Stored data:
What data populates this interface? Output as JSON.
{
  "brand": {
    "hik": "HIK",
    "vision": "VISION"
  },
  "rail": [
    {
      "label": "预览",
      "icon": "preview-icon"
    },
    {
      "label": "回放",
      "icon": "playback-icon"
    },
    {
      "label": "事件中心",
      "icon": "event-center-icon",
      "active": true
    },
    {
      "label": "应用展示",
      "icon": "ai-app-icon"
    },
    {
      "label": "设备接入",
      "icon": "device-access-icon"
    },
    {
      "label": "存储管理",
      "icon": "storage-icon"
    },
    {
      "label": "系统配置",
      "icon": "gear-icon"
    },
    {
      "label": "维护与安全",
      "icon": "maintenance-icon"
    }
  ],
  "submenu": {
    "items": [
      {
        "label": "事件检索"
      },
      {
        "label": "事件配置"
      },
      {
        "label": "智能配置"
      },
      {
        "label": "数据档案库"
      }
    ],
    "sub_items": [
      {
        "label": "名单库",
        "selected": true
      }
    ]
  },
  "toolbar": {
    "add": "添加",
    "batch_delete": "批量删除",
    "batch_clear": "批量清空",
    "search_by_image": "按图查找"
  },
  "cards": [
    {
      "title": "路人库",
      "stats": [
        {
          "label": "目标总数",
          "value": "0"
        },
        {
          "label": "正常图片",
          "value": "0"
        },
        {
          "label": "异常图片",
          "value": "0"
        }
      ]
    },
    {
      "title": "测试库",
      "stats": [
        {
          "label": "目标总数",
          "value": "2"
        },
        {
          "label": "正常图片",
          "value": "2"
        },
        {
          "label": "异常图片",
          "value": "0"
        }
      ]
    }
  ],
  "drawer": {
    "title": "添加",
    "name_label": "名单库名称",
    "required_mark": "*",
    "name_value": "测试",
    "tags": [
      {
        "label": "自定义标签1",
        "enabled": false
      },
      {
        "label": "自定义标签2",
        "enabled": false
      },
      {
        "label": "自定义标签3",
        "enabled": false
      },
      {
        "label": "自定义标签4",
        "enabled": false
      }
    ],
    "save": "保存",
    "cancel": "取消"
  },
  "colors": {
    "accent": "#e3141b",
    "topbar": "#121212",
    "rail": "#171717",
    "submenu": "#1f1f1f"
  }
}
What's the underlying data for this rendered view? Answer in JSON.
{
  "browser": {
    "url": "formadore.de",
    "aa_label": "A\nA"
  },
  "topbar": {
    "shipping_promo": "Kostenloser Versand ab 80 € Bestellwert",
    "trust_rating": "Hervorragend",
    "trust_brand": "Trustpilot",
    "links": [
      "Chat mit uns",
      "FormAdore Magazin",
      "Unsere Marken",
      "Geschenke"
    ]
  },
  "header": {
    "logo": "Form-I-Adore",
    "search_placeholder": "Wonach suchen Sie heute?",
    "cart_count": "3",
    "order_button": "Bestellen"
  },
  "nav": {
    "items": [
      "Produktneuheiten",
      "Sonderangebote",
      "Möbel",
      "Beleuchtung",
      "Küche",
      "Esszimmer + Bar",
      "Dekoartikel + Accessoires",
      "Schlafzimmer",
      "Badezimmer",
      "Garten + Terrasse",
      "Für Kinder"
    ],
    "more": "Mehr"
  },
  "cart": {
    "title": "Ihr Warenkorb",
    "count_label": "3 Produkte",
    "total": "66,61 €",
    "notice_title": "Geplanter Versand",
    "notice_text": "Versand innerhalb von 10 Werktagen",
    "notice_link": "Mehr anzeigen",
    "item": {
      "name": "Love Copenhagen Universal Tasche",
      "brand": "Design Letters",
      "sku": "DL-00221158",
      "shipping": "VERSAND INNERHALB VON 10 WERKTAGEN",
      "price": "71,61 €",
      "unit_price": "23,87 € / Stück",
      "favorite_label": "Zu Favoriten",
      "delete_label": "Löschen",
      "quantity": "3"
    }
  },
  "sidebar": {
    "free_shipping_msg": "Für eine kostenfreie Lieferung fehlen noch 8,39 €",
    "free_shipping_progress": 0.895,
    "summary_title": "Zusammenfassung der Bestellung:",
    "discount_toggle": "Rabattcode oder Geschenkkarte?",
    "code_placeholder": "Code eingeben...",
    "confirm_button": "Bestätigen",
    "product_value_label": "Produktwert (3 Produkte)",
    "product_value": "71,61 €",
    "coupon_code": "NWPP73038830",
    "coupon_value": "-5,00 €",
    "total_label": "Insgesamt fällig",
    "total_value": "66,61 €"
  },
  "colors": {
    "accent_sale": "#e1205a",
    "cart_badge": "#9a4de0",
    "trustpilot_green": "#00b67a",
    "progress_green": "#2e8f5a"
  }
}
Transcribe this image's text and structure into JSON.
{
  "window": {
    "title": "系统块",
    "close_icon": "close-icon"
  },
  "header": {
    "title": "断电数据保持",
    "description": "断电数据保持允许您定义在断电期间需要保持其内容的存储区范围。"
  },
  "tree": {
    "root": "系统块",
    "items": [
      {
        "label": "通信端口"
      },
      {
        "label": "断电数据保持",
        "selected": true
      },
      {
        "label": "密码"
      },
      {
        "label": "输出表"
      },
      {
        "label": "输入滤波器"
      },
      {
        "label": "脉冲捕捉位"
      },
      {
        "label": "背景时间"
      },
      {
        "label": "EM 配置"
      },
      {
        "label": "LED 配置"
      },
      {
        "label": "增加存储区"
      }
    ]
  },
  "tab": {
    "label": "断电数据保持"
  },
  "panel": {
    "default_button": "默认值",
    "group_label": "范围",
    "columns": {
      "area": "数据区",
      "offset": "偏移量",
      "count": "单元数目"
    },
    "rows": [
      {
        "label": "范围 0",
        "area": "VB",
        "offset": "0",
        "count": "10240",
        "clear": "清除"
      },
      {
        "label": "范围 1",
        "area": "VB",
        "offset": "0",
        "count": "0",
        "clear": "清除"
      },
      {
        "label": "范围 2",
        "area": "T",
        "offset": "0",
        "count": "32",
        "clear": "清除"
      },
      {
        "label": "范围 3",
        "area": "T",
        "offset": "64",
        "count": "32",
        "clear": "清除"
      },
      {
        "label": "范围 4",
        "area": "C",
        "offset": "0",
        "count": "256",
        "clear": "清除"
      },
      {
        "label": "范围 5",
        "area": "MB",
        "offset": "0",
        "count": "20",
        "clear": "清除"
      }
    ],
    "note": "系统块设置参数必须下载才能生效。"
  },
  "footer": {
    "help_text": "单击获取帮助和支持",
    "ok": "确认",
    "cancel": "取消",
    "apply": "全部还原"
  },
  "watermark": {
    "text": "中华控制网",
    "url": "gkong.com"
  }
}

Exercise goal:
Faithfully transcribe the whole of the data.

Solution for this exercise:
What data populates this interface? Output as JSON.
{
  "brand": {
    "hik": "HIK",
    "vision": "VISION"
  },
  "rail": [
    {
      "label": "预览",
      "icon": "preview-icon"
    },
    {
      "label": "回放",
      "icon": "playback-icon"
    },
    {
      "label": "事件中心",
      "icon": "event-center-icon",
      "active": true
    },
    {
      "label": "应用展示",
      "icon": "ai-app-icon"
    },
    {
      "label": "设备接入",
      "icon": "device-access-icon"
    },
    {
      "label": "存储管理",
      "icon": "storage-icon"
    },
    {
      "label": "系统配置",
      "icon": "gear-icon"
    },
    {
      "label": "维护与安全",
      "icon": "maintenance-icon"
    }
  ],
  "submenu": {
    "items": [
      {
        "label": "事件检索"
      },
      {
        "label": "事件配置"
      },
      {
        "label": "智能配置"
      },
      {
        "label": "数据档案库"
      }
    ],
    "sub_items": [
      {
        "label": "名单库",
        "selected": true
      }
    ]
  },
  "toolbar": {
    "add": "添加",
    "batch_delete": "批量删除",
    "batch_clear": "批量清空",
    "search_by_image": "按图查找"
  },
  "cards": [
    {
      "title": "路人库",
      "stats": [
        {
          "label": "目标总数",
          "value": "0"
        },
        {
          "label": "正常图片",
          "value": "0"
        },
        {
          "label": "异常图片",
          "value": "0"
        }
      ]
    },
    {
      "title": "测试库",
      "stats": [
        {
          "label": "目标总数",
          "value": "2"
        },
        {
          "label": "正常图片",
          "value": "2"
        },
        {
          "label": "异常图片",
          "value": "0"
        }
      ]
    }
  ],
  "drawer": {
    "title": "添加",
    "name_label": "名单库名称",
    "required_mark": "*",
    "name_value": "测试",
    "tags": [
      {
        "label": "自定义标签1",
        "enabled": false
      },
      {
        "label": "自定义标签2",
        "enabled": false
      },
      {
        "label": "自定义标签3",
        "enabled": false
      },
      {
        "label": "自定义标签4",
        "enabled": false
      }
    ],
    "save": "保存",
    "cancel": "取消"
  },
  "colors": {
    "accent": "#e3141b",
    "topbar": "#121212",
    "rail": "#171717",
    "submenu": "#1f1f1f"
  }
}
What's the underlying data for this rendered view? Answer in JSON.
{
  "browser": {
    "url": "formadore.de",
    "aa_label": "A\nA"
  },
  "topbar": {
    "shipping_promo": "Kostenloser Versand ab 80 € Bestellwert",
    "trust_rating": "Hervorragend",
    "trust_brand": "Trustpilot",
    "links": [
      "Chat mit uns",
      "FormAdore Magazin",
      "Unsere Marken",
      "Geschenke"
    ]
  },
  "header": {
    "logo": "Form-I-Adore",
    "search_placeholder": "Wonach suchen Sie heute?",
    "cart_count": "3",
    "order_button": "Bestellen"
  },
  "nav": {
    "items": [
      "Produktneuheiten",
      "Sonderangebote",
      "Möbel",
      "Beleuchtung",
      "Küche",
      "Esszimmer + Bar",
      "Dekoartikel + Accessoires",
      "Schlafzimmer",
      "Badezimmer",
      "Garten + Terrasse",
      "Für Kinder"
    ],
    "more": "Mehr"
  },
  "cart": {
    "title": "Ihr Warenkorb",
    "count_label": "3 Produkte",
    "total": "66,61 €",
    "notice_title": "Geplanter Versand",
    "notice_text": "Versand innerhalb von 10 Werktagen",
    "notice_link": "Mehr anzeigen",
    "item": {
      "name": "Love Copenhagen Universal Tasche",
      "brand": "Design Letters",
      "sku": "DL-00221158",
      "shipping": "VERSAND INNERHALB VON 10 WERKTAGEN",
      "price": "71,61 €",
      "unit_price": "23,87 € / Stück",
      "favorite_label": "Zu Favoriten",
      "delete_label": "Löschen",
      "quantity": "3"
    }
  },
  "sidebar": {
    "free_shipping_msg": "Für eine kostenfreie Lieferung fehlen noch 8,39 €",
    "free_shipping_progress": 0.895,
    "summary_title": "Zusammenfassung der Bestellung:",
    "discount_toggle": "Rabattcode oder Geschenkkarte?",
    "code_placeholder": "Code eingeben...",
    "confirm_button": "Bestätigen",
    "product_value_label": "Produktwert (3 Produkte)",
    "product_value": "71,61 €",
    "coupon_code": "NWPP73038830",
    "coupon_value": "-5,00 €",
    "total_label": "Insgesamt fällig",
    "total_value": "66,61 €"
  },
  "colors": {
    "accent_sale": "#e1205a",
    "cart_badge": "#9a4de0",
    "trustpilot_green": "#00b67a",
    "progress_green": "#2e8f5a"
  }
}
Transcribe this image's text and structure into JSON.
{
  "window": {
    "title": "系统块",
    "close_icon": "close-icon"
  },
  "header": {
    "title": "断电数据保持",
    "description": "断电数据保持允许您定义在断电期间需要保持其内容的存储区范围。"
  },
  "tree": {
    "root": "系统块",
    "items": [
      {
        "label": "通信端口"
      },
      {
        "label": "断电数据保持",
        "selected": true
      },
      {
        "label": "密码"
      },
      {
        "label": "输出表"
      },
      {
        "label": "输入滤波器"
      },
      {
        "label": "脉冲捕捉位"
      },
      {
        "label": "背景时间"
      },
      {
        "label": "EM 配置"
      },
      {
        "label": "LED 配置"
      },
      {
        "label": "增加存储区"
      }
    ]
  },
  "tab": {
    "label": "断电数据保持"
  },
  "panel": {
    "default_button": "默认值",
    "group_label": "范围",
    "columns": {
      "area": "数据区",
      "offset": "偏移量",
      "count": "单元数目"
    },
    "rows": [
      {
        "label": "范围 0",
        "area": "VB",
        "offset": "0",
        "count": "10240",
        "clear": "清除"
      },
      {
        "label": "范围 1",
        "area": "VB",
        "offset": "0",
        "count": "0",
        "clear": "清除"
      },
      {
        "label": "范围 2",
        "area": "T",
        "offset": "0",
        "count": "32",
        "clear": "清除"
      },
      {
        "label": "范围 3",
        "area": "T",
        "offset": "64",
        "count": "32",
        "clear": "清除"
      },
      {
        "label": "范围 4",
        "area": "C",
        "offset": "0",
        "count": "256",
        "clear": "清除"
      },
      {
        "label": "范围 5",
        "area": "MB",
        "offset": "0",
        "count": "20",
        "clear": "清除"
      }
    ],
    "note": "系统块设置参数必须下载才能生效。"
  },
  "footer": {
    "help_text": "单击获取帮助和支持",
    "ok": "确认",
    "cancel": "取消",
    "apply": "全部还原"
  },
  "watermark": {
    "text": "中华控制网",
    "url": "gkong.com"
  }
}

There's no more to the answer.